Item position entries

* start *

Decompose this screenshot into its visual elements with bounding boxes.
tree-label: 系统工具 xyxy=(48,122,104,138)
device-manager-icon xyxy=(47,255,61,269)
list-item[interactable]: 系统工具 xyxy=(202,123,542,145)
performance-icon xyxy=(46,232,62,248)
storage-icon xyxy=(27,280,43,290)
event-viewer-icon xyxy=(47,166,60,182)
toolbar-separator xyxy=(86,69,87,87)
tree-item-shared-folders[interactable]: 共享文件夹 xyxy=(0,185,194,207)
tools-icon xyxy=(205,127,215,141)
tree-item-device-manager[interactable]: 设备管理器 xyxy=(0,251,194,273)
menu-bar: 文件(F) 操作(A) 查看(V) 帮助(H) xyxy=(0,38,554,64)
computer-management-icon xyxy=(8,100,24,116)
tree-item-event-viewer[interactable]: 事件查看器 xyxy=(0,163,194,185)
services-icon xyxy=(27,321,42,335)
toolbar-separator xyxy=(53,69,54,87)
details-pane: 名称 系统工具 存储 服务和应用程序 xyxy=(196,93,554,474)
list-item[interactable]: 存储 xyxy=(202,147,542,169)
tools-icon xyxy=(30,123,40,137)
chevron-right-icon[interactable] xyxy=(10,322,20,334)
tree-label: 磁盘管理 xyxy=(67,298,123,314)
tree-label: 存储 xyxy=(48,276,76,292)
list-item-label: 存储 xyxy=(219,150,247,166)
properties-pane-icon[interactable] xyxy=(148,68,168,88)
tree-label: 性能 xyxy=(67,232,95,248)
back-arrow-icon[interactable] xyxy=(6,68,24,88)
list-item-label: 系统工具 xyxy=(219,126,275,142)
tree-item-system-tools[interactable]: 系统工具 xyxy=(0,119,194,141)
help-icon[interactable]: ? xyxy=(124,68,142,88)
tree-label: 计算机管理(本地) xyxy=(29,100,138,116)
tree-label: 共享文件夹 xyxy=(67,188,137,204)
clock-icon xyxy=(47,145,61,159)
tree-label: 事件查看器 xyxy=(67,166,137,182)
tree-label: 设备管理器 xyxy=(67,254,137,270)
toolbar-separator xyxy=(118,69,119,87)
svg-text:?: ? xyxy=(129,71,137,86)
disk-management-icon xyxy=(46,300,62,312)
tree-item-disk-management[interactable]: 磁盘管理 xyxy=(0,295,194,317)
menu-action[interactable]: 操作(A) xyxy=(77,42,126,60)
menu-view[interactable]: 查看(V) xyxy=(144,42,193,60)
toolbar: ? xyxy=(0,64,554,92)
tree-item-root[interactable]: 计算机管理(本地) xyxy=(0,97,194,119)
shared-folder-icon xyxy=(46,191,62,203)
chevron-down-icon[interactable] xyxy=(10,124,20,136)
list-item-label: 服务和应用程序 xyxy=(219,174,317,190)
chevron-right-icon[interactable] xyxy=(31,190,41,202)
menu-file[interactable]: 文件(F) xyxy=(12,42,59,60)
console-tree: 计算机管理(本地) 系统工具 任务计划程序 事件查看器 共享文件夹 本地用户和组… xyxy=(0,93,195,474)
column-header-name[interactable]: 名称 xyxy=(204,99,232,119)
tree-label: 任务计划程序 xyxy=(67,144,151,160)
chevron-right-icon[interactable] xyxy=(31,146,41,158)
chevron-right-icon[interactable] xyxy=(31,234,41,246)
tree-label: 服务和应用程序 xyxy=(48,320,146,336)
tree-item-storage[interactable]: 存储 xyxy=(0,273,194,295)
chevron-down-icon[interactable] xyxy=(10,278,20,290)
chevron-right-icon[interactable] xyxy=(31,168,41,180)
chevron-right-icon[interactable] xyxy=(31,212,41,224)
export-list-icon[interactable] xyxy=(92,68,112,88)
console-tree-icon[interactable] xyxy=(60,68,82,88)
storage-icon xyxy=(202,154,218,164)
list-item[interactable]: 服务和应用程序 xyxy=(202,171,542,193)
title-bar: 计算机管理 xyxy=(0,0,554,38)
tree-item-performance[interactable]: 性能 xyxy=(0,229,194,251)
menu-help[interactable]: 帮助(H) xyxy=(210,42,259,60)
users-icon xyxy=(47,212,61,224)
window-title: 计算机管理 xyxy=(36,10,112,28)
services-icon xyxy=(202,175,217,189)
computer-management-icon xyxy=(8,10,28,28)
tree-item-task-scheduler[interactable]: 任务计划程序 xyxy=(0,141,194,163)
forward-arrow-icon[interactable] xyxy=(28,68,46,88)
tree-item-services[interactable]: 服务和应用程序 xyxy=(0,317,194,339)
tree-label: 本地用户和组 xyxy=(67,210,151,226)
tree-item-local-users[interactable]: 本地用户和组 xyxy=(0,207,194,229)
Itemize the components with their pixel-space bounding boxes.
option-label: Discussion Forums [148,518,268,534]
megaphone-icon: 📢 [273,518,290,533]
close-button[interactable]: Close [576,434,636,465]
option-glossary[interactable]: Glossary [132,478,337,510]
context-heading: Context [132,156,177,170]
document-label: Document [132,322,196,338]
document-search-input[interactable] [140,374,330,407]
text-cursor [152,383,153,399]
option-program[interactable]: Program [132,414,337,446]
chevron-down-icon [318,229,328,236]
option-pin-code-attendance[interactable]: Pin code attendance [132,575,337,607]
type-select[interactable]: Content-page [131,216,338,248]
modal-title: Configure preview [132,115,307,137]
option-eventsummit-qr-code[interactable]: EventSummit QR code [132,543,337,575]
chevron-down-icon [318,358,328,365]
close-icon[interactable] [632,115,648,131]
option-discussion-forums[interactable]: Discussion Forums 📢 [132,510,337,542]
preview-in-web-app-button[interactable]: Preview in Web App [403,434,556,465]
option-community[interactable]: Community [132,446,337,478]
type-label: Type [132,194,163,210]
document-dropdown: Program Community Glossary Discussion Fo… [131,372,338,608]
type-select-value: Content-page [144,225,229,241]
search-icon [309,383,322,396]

* end *

## What is required
Output these rows again, character for character.

## Solution to the exercise
Decompose this screenshot into its visual elements with bounding boxes.
tree-label: 系统工具 xyxy=(48,122,104,138)
device-manager-icon xyxy=(47,255,61,269)
list-item[interactable]: 系统工具 xyxy=(202,123,542,145)
performance-icon xyxy=(46,232,62,248)
storage-icon xyxy=(27,280,43,290)
event-viewer-icon xyxy=(47,166,60,182)
toolbar-separator xyxy=(86,69,87,87)
tree-item-shared-folders[interactable]: 共享文件夹 xyxy=(0,185,194,207)
tools-icon xyxy=(205,127,215,141)
tree-item-device-manager[interactable]: 设备管理器 xyxy=(0,251,194,273)
menu-bar: 文件(F) 操作(A) 查看(V) 帮助(H) xyxy=(0,38,554,64)
computer-management-icon xyxy=(8,100,24,116)
tree-item-event-viewer[interactable]: 事件查看器 xyxy=(0,163,194,185)
services-icon xyxy=(27,321,42,335)
toolbar-separator xyxy=(53,69,54,87)
details-pane: 名称 系统工具 存储 服务和应用程序 xyxy=(196,93,554,474)
list-item[interactable]: 存储 xyxy=(202,147,542,169)
tools-icon xyxy=(30,123,40,137)
chevron-right-icon[interactable] xyxy=(10,322,20,334)
tree-label: 磁盘管理 xyxy=(67,298,123,314)
tree-label: 存储 xyxy=(48,276,76,292)
list-item-label: 存储 xyxy=(219,150,247,166)
properties-pane-icon[interactable] xyxy=(148,68,168,88)
tree-label: 性能 xyxy=(67,232,95,248)
back-arrow-icon[interactable] xyxy=(6,68,24,88)
list-item-label: 系统工具 xyxy=(219,126,275,142)
tree-item-system-tools[interactable]: 系统工具 xyxy=(0,119,194,141)
help-icon[interactable]: ? xyxy=(124,68,142,88)
tree-label: 计算机管理(本地) xyxy=(29,100,138,116)
tree-label: 共享文件夹 xyxy=(67,188,137,204)
clock-icon xyxy=(47,145,61,159)
tree-label: 事件查看器 xyxy=(67,166,137,182)
tree-label: 设备管理器 xyxy=(67,254,137,270)
toolbar-separator xyxy=(118,69,119,87)
svg-text:?: ? xyxy=(129,71,137,86)
disk-management-icon xyxy=(46,300,62,312)
tree-item-disk-management[interactable]: 磁盘管理 xyxy=(0,295,194,317)
menu-action[interactable]: 操作(A) xyxy=(77,42,126,60)
menu-view[interactable]: 查看(V) xyxy=(144,42,193,60)
toolbar: ? xyxy=(0,64,554,92)
tree-item-root[interactable]: 计算机管理(本地) xyxy=(0,97,194,119)
shared-folder-icon xyxy=(46,191,62,203)
chevron-down-icon[interactable] xyxy=(10,124,20,136)
list-item-label: 服务和应用程序 xyxy=(219,174,317,190)
chevron-right-icon[interactable] xyxy=(31,190,41,202)
menu-file[interactable]: 文件(F) xyxy=(12,42,59,60)
console-tree: 计算机管理(本地) 系统工具 任务计划程序 事件查看器 共享文件夹 本地用户和组… xyxy=(0,93,195,474)
column-header-name[interactable]: 名称 xyxy=(204,99,232,119)
tree-label: 任务计划程序 xyxy=(67,144,151,160)
chevron-right-icon[interactable] xyxy=(31,146,41,158)
chevron-right-icon[interactable] xyxy=(31,234,41,246)
tree-label: 服务和应用程序 xyxy=(48,320,146,336)
tree-item-storage[interactable]: 存储 xyxy=(0,273,194,295)
chevron-down-icon[interactable] xyxy=(10,278,20,290)
chevron-right-icon[interactable] xyxy=(31,168,41,180)
chevron-right-icon[interactable] xyxy=(31,212,41,224)
export-list-icon[interactable] xyxy=(92,68,112,88)
console-tree-icon[interactable] xyxy=(60,68,82,88)
storage-icon xyxy=(202,154,218,164)
list-item[interactable]: 服务和应用程序 xyxy=(202,171,542,193)
title-bar: 计算机管理 xyxy=(0,0,554,38)
tree-item-performance[interactable]: 性能 xyxy=(0,229,194,251)
menu-help[interactable]: 帮助(H) xyxy=(210,42,259,60)
users-icon xyxy=(47,212,61,224)
window-title: 计算机管理 xyxy=(36,10,112,28)
services-icon xyxy=(202,175,217,189)
computer-management-icon xyxy=(8,10,28,28)
tree-item-task-scheduler[interactable]: 任务计划程序 xyxy=(0,141,194,163)
forward-arrow-icon[interactable] xyxy=(28,68,46,88)
tree-item-services[interactable]: 服务和应用程序 xyxy=(0,317,194,339)
tree-label: 本地用户和组 xyxy=(67,210,151,226)
tree-item-local-users[interactable]: 本地用户和组 xyxy=(0,207,194,229)
Itemize the components with their pixel-space bounding boxes.
option-label: Discussion Forums [148,518,268,534]
megaphone-icon: 📢 [273,518,290,533]
close-button[interactable]: Close [576,434,636,465]
option-glossary[interactable]: Glossary [132,478,337,510]
context-heading: Context [132,156,177,170]
document-label: Document [132,322,196,338]
document-search-input[interactable] [140,374,330,407]
text-cursor [152,383,153,399]
option-program[interactable]: Program [132,414,337,446]
chevron-down-icon [318,229,328,236]
option-pin-code-attendance[interactable]: Pin code attendance [132,575,337,607]
type-select[interactable]: Content-page [131,216,338,248]
modal-title: Configure preview [132,115,307,137]
option-eventsummit-qr-code[interactable]: EventSummit QR code [132,543,337,575]
chevron-down-icon [318,358,328,365]
close-icon[interactable] [632,115,648,131]
option-discussion-forums[interactable]: Discussion Forums 📢 [132,510,337,542]
preview-in-web-app-button[interactable]: Preview in Web App [403,434,556,465]
option-community[interactable]: Community [132,446,337,478]
type-label: Type [132,194,163,210]
document-dropdown: Program Community Glossary Discussion Fo… [131,372,338,608]
type-select-value: Content-page [144,225,229,241]
search-icon [309,383,322,396]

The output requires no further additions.